- **What you need to do**:
In the entries below, count every line with the string "Auges". State the count and nothing else.

Dataset entries
Start
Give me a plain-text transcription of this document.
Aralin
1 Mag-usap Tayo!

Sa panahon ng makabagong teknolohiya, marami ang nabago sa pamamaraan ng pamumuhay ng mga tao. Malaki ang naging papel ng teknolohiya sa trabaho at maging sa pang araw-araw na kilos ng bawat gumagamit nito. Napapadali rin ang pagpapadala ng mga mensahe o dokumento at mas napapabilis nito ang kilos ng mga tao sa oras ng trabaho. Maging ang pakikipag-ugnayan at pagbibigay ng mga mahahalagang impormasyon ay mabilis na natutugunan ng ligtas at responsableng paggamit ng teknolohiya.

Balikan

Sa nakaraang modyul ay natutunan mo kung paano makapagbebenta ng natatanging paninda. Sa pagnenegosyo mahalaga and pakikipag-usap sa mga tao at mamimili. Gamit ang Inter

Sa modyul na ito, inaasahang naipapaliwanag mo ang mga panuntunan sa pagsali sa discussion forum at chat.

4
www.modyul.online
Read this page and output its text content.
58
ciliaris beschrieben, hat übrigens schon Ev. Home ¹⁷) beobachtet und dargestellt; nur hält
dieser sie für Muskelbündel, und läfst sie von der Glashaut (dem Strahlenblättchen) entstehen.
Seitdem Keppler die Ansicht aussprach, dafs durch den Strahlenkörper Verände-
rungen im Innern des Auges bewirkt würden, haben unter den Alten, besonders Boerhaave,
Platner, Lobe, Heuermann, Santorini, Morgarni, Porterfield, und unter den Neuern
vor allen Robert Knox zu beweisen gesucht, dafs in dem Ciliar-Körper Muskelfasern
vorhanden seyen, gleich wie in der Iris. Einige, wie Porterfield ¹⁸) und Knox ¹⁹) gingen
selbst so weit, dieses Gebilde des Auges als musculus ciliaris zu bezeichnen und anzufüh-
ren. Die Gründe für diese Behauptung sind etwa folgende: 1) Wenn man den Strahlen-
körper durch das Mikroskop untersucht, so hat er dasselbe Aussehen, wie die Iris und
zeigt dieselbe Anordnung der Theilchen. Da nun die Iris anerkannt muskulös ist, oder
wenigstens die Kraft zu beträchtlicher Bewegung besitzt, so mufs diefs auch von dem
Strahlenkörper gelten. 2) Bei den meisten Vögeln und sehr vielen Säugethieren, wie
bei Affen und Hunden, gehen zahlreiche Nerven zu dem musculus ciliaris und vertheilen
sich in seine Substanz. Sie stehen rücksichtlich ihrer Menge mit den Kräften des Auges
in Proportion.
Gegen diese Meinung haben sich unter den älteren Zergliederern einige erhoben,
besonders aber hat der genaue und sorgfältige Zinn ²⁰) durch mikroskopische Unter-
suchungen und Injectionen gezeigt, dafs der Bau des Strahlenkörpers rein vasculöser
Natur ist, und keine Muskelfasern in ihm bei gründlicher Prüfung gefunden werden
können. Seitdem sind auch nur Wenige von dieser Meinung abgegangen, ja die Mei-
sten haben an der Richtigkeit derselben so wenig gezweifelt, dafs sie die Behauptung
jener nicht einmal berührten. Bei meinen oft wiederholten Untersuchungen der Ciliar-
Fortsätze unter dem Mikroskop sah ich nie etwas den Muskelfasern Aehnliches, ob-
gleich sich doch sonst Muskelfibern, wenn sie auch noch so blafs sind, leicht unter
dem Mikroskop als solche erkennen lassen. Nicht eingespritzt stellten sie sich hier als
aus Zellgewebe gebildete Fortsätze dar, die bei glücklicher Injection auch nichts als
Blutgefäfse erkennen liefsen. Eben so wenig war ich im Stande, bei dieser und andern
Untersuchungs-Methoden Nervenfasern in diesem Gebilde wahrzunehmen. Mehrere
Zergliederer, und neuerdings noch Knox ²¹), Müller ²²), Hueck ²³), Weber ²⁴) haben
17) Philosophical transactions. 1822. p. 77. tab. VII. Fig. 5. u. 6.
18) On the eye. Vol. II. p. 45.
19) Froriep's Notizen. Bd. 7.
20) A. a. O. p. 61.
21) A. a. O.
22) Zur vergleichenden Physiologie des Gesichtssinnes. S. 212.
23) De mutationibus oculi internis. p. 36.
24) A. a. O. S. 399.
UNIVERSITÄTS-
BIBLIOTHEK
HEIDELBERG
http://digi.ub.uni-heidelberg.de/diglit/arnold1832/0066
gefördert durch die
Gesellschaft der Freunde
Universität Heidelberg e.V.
End
- **Exercise solution**:
3